### Task goal:
Convert the items from the start of the records through the line containing "signature-title: وكيل اول" into a Markdown table with two columns, Row and Line, numbering each row and leaving out blank lines.

### Information supplied:

>>>

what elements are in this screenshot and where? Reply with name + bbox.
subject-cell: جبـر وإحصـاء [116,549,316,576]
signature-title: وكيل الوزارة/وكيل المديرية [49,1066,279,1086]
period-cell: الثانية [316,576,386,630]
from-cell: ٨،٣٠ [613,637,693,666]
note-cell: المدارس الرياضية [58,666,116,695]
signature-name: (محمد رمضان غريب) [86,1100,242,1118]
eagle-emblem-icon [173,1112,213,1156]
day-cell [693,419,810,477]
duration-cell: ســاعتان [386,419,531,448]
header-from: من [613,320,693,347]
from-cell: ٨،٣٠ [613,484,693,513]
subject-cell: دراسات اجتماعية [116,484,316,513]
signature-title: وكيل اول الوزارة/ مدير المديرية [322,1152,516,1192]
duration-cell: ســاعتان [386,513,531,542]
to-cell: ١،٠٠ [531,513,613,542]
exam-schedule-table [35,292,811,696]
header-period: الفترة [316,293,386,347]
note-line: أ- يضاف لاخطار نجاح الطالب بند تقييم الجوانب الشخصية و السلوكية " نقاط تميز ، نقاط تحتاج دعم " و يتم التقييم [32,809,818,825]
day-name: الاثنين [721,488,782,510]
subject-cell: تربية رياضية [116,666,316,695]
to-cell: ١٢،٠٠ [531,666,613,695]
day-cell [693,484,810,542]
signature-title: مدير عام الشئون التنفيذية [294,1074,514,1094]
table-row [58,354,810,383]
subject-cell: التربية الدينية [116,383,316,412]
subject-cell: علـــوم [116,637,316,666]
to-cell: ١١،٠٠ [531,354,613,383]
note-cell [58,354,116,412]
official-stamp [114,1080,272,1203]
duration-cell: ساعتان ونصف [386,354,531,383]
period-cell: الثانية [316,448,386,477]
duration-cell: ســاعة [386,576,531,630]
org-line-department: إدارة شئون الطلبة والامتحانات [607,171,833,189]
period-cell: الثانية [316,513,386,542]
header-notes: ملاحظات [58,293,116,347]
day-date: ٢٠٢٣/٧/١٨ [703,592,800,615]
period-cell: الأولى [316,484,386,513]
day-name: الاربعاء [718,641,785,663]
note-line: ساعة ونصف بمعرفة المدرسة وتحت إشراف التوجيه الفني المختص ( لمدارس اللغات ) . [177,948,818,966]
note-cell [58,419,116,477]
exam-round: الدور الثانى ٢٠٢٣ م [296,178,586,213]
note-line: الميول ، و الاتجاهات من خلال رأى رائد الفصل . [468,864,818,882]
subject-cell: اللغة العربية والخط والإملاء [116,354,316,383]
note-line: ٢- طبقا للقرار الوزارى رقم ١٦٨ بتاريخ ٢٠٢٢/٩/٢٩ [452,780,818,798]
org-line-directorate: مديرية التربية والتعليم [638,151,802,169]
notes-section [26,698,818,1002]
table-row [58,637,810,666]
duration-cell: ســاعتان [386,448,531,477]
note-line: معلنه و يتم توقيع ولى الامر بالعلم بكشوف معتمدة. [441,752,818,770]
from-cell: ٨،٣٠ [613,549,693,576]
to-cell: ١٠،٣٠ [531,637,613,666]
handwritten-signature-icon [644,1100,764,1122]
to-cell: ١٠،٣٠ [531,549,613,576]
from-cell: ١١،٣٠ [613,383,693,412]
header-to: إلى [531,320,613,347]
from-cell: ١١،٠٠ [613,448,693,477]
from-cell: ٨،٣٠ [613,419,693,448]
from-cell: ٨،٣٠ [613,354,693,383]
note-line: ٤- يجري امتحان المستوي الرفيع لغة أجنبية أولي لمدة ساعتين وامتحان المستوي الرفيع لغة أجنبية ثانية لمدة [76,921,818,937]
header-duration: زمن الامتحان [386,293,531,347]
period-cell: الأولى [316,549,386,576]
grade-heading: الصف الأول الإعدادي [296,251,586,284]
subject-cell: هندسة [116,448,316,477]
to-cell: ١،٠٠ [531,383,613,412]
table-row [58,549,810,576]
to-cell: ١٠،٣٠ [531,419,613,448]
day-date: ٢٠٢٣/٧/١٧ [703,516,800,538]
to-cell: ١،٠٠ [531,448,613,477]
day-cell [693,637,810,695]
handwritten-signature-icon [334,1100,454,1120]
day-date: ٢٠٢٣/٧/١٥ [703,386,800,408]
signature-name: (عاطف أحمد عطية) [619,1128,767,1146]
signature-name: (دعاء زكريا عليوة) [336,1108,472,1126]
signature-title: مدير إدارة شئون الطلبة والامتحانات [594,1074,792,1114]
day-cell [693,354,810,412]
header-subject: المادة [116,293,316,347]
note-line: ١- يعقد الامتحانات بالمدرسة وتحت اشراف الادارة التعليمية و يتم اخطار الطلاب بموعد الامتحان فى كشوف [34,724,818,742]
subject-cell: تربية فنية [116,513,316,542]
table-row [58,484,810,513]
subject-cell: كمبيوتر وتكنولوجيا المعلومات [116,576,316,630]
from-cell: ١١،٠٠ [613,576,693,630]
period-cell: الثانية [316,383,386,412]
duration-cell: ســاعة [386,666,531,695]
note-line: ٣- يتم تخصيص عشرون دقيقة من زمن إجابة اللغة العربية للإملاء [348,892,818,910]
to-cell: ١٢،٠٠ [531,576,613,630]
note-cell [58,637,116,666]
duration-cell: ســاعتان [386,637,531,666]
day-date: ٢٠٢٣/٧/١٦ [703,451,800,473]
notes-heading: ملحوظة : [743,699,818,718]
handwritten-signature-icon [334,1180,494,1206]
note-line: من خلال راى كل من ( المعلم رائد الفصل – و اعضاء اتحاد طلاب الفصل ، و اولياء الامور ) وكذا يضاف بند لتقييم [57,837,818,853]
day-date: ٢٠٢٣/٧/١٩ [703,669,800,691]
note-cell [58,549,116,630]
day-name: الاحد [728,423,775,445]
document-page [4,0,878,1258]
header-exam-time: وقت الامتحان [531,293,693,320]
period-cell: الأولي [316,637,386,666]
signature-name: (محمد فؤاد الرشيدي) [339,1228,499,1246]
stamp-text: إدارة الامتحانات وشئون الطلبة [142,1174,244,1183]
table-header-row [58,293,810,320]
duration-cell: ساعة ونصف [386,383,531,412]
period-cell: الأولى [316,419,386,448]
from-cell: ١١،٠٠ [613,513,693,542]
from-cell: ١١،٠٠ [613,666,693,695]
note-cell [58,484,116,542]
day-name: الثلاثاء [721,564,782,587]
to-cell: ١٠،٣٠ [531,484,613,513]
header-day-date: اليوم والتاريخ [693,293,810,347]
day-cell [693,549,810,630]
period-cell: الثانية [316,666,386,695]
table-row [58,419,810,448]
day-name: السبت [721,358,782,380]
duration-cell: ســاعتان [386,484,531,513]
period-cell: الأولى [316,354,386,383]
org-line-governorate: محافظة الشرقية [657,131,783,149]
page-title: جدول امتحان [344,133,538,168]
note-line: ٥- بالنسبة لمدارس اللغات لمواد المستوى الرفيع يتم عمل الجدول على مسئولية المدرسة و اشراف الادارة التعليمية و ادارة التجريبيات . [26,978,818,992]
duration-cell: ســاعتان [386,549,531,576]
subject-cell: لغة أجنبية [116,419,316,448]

<<<

### Correct output:
| Row | Line |
|---|---|
| 1 | what elements are in this screenshot and where? Reply with name + bbox. |
| 2 | subject-cell: جبـر وإحصـاء [116,549,316,576] |
| 3 | signature-title: وكيل الوزارة/وكيل المديرية [49,1066,279,1086] |
| 4 | period-cell: الثانية [316,576,386,630] |
| 5 | from-cell: ٨،٣٠ [613,637,693,666] |
| 6 | note-cell: المدارس الرياضية [58,666,116,695] |
| 7 | signature-name: (محمد رمضان غريب) [86,1100,242,1118] |
| 8 | eagle-emblem-icon [173,1112,213,1156] |
| 9 | day-cell [693,419,810,477] |
| 10 | duration-cell: ســاعتان [386,419,531,448] |
| 11 | header-from: من [613,320,693,347] |
| 12 | from-cell: ٨،٣٠ [613,484,693,513] |
| 13 | subject-cell: دراسات اجتماعية [116,484,316,513] |
| 14 | signature-title: وكيل اول الوزارة/ مدير المديرية [322,1152,516,1192] |